*Problem description*: Scan the data for "tento" and copy each matching line.
(Beginning of Data)
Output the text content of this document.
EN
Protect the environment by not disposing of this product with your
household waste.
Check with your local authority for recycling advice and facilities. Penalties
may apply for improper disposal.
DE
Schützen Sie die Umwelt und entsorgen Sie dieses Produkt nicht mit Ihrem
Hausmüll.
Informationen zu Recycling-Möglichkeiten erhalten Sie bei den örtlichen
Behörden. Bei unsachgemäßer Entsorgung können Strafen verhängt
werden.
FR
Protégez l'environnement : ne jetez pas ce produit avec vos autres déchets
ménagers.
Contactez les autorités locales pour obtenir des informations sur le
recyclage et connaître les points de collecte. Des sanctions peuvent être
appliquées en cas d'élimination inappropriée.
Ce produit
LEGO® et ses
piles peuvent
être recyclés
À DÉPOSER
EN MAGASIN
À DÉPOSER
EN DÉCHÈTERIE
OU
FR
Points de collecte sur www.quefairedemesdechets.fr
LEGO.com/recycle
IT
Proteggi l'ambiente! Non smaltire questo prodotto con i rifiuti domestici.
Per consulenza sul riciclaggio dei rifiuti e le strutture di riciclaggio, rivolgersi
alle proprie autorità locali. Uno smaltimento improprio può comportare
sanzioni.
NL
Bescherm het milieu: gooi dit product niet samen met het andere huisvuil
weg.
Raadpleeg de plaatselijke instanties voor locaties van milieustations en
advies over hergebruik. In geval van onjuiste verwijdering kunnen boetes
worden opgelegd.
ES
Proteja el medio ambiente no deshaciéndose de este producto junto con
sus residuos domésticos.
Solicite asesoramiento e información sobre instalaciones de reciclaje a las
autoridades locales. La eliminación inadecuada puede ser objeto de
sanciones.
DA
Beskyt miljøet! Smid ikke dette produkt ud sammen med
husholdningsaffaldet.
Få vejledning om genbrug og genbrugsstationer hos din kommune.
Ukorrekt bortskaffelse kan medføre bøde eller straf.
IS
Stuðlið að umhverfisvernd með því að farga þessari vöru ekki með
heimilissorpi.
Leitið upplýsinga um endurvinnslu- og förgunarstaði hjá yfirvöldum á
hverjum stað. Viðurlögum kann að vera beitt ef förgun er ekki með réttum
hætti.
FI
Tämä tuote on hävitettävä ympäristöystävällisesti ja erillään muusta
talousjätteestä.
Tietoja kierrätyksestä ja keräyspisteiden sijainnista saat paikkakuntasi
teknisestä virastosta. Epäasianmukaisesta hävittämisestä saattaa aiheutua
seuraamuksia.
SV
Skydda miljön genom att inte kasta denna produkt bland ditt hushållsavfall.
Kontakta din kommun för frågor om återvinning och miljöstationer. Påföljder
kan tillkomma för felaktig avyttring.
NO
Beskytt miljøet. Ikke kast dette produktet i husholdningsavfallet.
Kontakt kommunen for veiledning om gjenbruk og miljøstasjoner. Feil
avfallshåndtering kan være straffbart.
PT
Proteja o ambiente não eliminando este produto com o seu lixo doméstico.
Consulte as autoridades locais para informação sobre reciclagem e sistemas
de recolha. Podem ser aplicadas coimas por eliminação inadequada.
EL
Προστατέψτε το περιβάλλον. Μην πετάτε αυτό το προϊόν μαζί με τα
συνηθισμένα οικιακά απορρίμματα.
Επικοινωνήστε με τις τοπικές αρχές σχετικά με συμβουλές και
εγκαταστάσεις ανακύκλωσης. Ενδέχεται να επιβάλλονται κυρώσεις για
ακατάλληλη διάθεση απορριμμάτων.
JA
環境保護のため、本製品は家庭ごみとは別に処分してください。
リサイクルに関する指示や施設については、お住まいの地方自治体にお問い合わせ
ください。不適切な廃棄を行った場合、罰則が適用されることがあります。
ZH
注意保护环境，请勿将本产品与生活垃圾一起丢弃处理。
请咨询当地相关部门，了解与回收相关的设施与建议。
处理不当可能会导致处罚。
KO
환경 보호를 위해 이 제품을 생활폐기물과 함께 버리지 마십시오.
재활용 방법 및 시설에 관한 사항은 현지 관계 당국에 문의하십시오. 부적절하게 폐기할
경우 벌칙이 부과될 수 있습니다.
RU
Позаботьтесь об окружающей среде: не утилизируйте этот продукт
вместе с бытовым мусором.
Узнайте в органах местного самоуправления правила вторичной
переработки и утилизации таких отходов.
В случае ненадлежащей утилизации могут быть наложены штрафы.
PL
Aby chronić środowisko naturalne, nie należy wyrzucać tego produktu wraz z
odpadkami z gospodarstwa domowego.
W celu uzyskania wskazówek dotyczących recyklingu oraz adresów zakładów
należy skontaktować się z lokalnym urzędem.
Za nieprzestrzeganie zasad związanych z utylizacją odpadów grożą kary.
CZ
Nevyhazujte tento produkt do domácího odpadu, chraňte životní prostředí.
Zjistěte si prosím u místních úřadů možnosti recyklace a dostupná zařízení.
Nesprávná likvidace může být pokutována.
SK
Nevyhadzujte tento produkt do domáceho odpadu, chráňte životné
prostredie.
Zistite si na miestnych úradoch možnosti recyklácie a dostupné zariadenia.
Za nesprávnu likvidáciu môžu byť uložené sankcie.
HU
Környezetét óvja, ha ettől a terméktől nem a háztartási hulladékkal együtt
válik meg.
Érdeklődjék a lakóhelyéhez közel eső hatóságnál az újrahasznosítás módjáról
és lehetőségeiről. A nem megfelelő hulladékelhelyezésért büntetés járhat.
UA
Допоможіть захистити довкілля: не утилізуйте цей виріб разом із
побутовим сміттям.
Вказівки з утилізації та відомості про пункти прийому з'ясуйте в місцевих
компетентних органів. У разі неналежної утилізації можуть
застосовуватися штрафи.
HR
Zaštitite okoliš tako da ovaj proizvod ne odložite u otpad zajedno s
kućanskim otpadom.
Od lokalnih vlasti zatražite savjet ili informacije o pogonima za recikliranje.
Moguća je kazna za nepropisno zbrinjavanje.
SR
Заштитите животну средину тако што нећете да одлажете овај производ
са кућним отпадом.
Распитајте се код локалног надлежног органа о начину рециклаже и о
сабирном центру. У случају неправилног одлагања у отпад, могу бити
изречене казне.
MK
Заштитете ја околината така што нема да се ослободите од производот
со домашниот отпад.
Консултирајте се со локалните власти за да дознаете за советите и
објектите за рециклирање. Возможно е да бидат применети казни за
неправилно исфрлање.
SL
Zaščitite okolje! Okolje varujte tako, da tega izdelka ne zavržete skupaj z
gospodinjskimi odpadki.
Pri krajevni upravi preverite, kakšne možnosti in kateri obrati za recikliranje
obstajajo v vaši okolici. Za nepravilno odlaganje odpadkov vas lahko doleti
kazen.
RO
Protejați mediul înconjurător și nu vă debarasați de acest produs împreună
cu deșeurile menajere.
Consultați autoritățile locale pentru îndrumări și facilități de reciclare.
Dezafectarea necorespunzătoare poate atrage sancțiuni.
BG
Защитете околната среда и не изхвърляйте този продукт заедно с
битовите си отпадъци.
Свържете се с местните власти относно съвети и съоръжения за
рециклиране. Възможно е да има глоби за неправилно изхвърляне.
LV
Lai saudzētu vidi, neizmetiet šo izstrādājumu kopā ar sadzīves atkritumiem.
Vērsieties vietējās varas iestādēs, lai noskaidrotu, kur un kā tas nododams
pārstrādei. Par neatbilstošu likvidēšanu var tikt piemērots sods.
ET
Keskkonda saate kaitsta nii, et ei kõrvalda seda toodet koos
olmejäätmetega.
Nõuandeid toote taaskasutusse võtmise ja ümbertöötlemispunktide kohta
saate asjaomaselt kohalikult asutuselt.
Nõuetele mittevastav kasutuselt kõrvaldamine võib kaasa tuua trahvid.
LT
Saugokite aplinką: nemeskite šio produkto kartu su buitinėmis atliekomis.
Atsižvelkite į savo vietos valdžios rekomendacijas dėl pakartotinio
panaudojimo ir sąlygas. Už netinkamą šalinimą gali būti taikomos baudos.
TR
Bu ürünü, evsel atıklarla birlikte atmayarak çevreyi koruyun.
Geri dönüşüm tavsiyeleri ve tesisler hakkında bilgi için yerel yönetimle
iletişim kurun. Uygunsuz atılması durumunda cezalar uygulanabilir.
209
(End of Data)
*Answer to the problem*:
Nevyhazujte tento produkt do domácího odpadu, chraňte životní prostředí.
Nevyhadzujte tento produkt do domáceho odpadu, chráňte životné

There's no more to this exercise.